* _TASK STATEMENT_:
Repeat each line exactly as it is written.

--- start ---

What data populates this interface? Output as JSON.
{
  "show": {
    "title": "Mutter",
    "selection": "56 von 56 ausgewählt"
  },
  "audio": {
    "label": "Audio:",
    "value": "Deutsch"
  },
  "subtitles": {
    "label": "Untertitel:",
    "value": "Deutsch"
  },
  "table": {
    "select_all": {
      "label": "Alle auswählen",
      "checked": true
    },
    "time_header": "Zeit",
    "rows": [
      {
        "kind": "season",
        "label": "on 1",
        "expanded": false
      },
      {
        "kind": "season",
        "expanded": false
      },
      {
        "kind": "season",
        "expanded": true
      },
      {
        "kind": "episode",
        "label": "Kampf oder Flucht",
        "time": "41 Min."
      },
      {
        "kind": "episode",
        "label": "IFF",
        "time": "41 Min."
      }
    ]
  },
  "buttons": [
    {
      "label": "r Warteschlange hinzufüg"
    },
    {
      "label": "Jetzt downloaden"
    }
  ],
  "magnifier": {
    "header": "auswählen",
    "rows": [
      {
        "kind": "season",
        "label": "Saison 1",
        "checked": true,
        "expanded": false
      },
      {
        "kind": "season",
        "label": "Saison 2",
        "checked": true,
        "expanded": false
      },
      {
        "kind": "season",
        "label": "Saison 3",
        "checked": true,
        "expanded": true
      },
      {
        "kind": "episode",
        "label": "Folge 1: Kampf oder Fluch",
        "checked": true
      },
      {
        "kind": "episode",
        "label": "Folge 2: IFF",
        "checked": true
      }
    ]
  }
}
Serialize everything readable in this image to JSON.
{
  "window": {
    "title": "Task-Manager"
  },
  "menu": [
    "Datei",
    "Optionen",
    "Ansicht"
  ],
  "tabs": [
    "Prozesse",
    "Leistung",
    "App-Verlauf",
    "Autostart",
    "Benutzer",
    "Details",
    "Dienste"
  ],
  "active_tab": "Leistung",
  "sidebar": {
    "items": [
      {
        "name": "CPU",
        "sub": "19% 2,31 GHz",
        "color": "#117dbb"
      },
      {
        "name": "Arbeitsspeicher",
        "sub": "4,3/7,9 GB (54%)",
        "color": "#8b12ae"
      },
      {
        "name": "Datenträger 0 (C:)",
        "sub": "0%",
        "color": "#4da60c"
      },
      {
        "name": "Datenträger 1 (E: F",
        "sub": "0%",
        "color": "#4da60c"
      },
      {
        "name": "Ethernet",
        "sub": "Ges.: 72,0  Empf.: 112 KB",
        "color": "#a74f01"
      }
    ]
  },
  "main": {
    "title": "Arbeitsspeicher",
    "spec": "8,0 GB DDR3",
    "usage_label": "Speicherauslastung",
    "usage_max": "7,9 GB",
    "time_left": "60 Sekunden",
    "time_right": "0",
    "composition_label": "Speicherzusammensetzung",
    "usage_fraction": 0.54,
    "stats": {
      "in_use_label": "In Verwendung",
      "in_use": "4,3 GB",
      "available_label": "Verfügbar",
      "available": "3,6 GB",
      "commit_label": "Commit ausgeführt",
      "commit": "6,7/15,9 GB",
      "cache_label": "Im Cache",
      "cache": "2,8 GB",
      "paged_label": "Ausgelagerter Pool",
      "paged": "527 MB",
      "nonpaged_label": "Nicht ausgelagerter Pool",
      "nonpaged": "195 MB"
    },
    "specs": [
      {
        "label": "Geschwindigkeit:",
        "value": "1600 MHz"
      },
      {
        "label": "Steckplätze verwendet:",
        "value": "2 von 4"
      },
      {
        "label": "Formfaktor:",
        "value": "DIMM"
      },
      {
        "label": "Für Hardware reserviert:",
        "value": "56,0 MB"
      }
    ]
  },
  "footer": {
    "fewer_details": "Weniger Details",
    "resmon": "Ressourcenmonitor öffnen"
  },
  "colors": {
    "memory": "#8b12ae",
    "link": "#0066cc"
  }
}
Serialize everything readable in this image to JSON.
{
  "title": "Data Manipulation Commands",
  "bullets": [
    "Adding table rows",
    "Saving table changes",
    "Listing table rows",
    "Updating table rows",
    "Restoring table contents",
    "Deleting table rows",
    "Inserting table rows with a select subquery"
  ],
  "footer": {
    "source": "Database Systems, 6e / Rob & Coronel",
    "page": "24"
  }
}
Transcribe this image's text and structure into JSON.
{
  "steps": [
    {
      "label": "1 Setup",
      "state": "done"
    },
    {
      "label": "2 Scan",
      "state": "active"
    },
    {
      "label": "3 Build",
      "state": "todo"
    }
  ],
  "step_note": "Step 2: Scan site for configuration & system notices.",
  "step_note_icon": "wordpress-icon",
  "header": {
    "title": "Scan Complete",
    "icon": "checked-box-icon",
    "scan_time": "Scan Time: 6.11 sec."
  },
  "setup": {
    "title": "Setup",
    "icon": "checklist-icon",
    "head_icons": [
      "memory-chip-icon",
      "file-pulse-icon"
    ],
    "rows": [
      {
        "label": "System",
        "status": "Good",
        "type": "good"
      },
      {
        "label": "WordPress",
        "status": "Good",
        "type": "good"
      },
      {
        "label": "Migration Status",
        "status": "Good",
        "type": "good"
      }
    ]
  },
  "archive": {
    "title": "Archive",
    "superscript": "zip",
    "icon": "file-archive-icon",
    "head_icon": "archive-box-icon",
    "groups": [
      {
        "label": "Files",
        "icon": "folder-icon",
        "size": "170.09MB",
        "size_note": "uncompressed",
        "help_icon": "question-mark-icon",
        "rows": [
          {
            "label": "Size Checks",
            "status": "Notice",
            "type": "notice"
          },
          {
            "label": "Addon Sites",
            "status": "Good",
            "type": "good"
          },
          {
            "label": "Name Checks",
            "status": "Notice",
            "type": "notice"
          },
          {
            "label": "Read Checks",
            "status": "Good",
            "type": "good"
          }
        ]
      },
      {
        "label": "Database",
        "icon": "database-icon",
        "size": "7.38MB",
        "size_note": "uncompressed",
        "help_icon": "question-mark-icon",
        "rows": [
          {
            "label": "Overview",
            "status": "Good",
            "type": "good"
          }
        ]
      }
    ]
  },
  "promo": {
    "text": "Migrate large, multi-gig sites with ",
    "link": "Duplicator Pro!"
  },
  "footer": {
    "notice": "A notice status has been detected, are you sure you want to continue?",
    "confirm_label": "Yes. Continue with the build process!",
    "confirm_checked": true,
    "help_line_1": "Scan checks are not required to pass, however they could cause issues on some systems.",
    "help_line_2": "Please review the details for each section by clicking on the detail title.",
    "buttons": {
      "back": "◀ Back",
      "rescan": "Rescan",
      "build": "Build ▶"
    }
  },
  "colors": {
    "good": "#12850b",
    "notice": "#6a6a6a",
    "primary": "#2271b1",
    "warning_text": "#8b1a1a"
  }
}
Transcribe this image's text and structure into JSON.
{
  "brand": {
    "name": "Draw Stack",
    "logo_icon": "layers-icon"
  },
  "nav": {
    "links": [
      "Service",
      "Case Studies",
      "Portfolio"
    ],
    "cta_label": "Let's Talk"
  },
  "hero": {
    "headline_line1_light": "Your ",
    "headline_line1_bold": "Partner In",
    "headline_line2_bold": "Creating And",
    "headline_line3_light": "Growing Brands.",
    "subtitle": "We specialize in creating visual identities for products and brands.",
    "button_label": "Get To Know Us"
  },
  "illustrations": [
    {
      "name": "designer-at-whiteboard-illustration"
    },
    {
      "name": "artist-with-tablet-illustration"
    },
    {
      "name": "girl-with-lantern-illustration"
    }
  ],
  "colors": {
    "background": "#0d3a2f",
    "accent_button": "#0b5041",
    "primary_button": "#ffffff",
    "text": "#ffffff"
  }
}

--- end ---

* _FULL ANSWER_:
What data populates this interface? Output as JSON.
{
  "show": {
    "title": "Mutter",
    "selection": "56 von 56 ausgewählt"
  },
  "audio": {
    "label": "Audio:",
    "value": "Deutsch"
  },
  "subtitles": {
    "label": "Untertitel:",
    "value": "Deutsch"
  },
  "table": {
    "select_all": {
      "label": "Alle auswählen",
      "checked": true
    },
    "time_header": "Zeit",
    "rows": [
      {
        "kind": "season",
        "label": "on 1",
        "expanded": false
      },
      {
        "kind": "season",
        "expanded": false
      },
      {
        "kind": "season",
        "expanded": true
      },
      {
        "kind": "episode",
        "label": "Kampf oder Flucht",
        "time": "41 Min."
      },
      {
        "kind": "episode",
        "label": "IFF",
        "time": "41 Min."
      }
    ]
  },
  "buttons": [
    {
      "label": "r Warteschlange hinzufüg"
    },
    {
      "label": "Jetzt downloaden"
    }
  ],
  "magnifier": {
    "header": "auswählen",
    "rows": [
      {
        "kind": "season",
        "label": "Saison 1",
        "checked": true,
        "expanded": false
      },
      {
        "kind": "season",
        "label": "Saison 2",
        "checked": true,
        "expanded": false
      },
      {
        "kind": "season",
        "label": "Saison 3",
        "checked": true,
        "expanded": true
      },
      {
        "kind": "episode",
        "label": "Folge 1: Kampf oder Fluch",
        "checked": true
      },
      {
        "kind": "episode",
        "label": "Folge 2: IFF",
        "checked": true
      }
    ]
  }
}
Serialize everything readable in this image to JSON.
{
  "window": {
    "title": "Task-Manager"
  },
  "menu": [
    "Datei",
    "Optionen",
    "Ansicht"
  ],
  "tabs": [
    "Prozesse",
    "Leistung",
    "App-Verlauf",
    "Autostart",
    "Benutzer",
    "Details",
    "Dienste"
  ],
  "active_tab": "Leistung",
  "sidebar": {
    "items": [
      {
        "name": "CPU",
        "sub": "19% 2,31 GHz",
        "color": "#117dbb"
      },
      {
        "name": "Arbeitsspeicher",
        "sub": "4,3/7,9 GB (54%)",
        "color": "#8b12ae"
      },
      {
        "name": "Datenträger 0 (C:)",
        "sub": "0%",
        "color": "#4da60c"
      },
      {
        "name": "Datenträger 1 (E: F",
        "sub": "0%",
        "color": "#4da60c"
      },
      {
        "name": "Ethernet",
        "sub": "Ges.: 72,0  Empf.: 112 KB",
        "color": "#a74f01"
      }
    ]
  },
  "main": {
    "title": "Arbeitsspeicher",
    "spec": "8,0 GB DDR3",
    "usage_label": "Speicherauslastung",
    "usage_max": "7,9 GB",
    "time_left": "60 Sekunden",
    "time_right": "0",
    "composition_label": "Speicherzusammensetzung",
    "usage_fraction": 0.54,
    "stats": {
      "in_use_label": "In Verwendung",
      "in_use": "4,3 GB",
      "available_label": "Verfügbar",
      "available": "3,6 GB",
      "commit_label": "Commit ausgeführt",
      "commit": "6,7/15,9 GB",
      "cache_label": "Im Cache",
      "cache": "2,8 GB",
      "paged_label": "Ausgelagerter Pool",
      "paged": "527 MB",
      "nonpaged_label": "Nicht ausgelagerter Pool",
      "nonpaged": "195 MB"
    },
    "specs": [
      {
        "label": "Geschwindigkeit:",
        "value": "1600 MHz"
      },
      {
        "label": "Steckplätze verwendet:",
        "value": "2 von 4"
      },
      {
        "label": "Formfaktor:",
        "value": "DIMM"
      },
      {
        "label": "Für Hardware reserviert:",
        "value": "56,0 MB"
      }
    ]
  },
  "footer": {
    "fewer_details": "Weniger Details",
    "resmon": "Ressourcenmonitor öffnen"
  },
  "colors": {
    "memory": "#8b12ae",
    "link": "#0066cc"
  }
}
Serialize everything readable in this image to JSON.
{
  "title": "Data Manipulation Commands",
  "bullets": [
    "Adding table rows",
    "Saving table changes",
    "Listing table rows",
    "Updating table rows",
    "Restoring table contents",
    "Deleting table rows",
    "Inserting table rows with a select subquery"
  ],
  "footer": {
    "source": "Database Systems, 6e / Rob & Coronel",
    "page": "24"
  }
}
Transcribe this image's text and structure into JSON.
{
  "steps": [
    {
      "label": "1 Setup",
      "state": "done"
    },
    {
      "label": "2 Scan",
      "state": "active"
    },
    {
      "label": "3 Build",
      "state": "todo"
    }
  ],
  "step_note": "Step 2: Scan site for configuration & system notices.",
  "step_note_icon": "wordpress-icon",
  "header": {
    "title": "Scan Complete",
    "icon": "checked-box-icon",
    "scan_time": "Scan Time: 6.11 sec."
  },
  "setup": {
    "title": "Setup",
    "icon": "checklist-icon",
    "head_icons": [
      "memory-chip-icon",
      "file-pulse-icon"
    ],
    "rows": [
      {
        "label": "System",
        "status": "Good",
        "type": "good"
      },
      {
        "label": "WordPress",
        "status": "Good",
        "type": "good"
      },
      {
        "label": "Migration Status",
        "status": "Good",
        "type": "good"
      }
    ]
  },
  "archive": {
    "title": "Archive",
    "superscript": "zip",
    "icon": "file-archive-icon",
    "head_icon": "archive-box-icon",
    "groups": [
      {
        "label": "Files",
        "icon": "folder-icon",
        "size": "170.09MB",
        "size_note": "uncompressed",
        "help_icon": "question-mark-icon",
        "rows": [
          {
            "label": "Size Checks",
            "status": "Notice",
            "type": "notice"
          },
          {
            "label": "Addon Sites",
            "status": "Good",
            "type": "good"
          },
          {
            "label": "Name Checks",
            "status": "Notice",
            "type": "notice"
          },
          {
            "label": "Read Checks",
            "status": "Good",
            "type": "good"
          }
        ]
      },
      {
        "label": "Database",
        "icon": "database-icon",
        "size": "7.38MB",
        "size_note": "uncompressed",
        "help_icon": "question-mark-icon",
        "rows": [
          {
            "label": "Overview",
            "status": "Good",
            "type": "good"
          }
        ]
      }
    ]
  },
  "promo": {
    "text": "Migrate large, multi-gig sites with ",
    "link": "Duplicator Pro!"
  },
  "footer": {
    "notice": "A notice status has been detected, are you sure you want to continue?",
    "confirm_label": "Yes. Continue with the build process!",
    "confirm_checked": true,
    "help_line_1": "Scan checks are not required to pass, however they could cause issues on some systems.",
    "help_line_2": "Please review the details for each section by clicking on the detail title.",
    "buttons": {
      "back": "◀ Back",
      "rescan": "Rescan",
      "build": "Build ▶"
    }
  },
  "colors": {
    "good": "#12850b",
    "notice": "#6a6a6a",
    "primary": "#2271b1",
    "warning_text": "#8b1a1a"
  }
}
Transcribe this image's text and structure into JSON.
{
  "brand": {
    "name": "Draw Stack",
    "logo_icon": "layers-icon"
  },
  "nav": {
    "links": [
      "Service",
      "Case Studies",
      "Portfolio"
    ],
    "cta_label": "Let's Talk"
  },
  "hero": {
    "headline_line1_light": "Your ",
    "headline_line1_bold": "Partner In",
    "headline_line2_bold": "Creating And",
    "headline_line3_light": "Growing Brands.",
    "subtitle": "We specialize in creating visual identities for products and brands.",
    "button_label": "Get To Know Us"
  },
  "illustrations": [
    {
      "name": "designer-at-whiteboard-illustration"
    },
    {
      "name": "artist-with-tablet-illustration"
    },
    {
      "name": "girl-with-lantern-illustration"
    }
  ],
  "colors": {
    "background": "#0d3a2f",
    "accent_button": "#0b5041",
    "primary_button": "#ffffff",
    "text": "#ffffff"
  }
}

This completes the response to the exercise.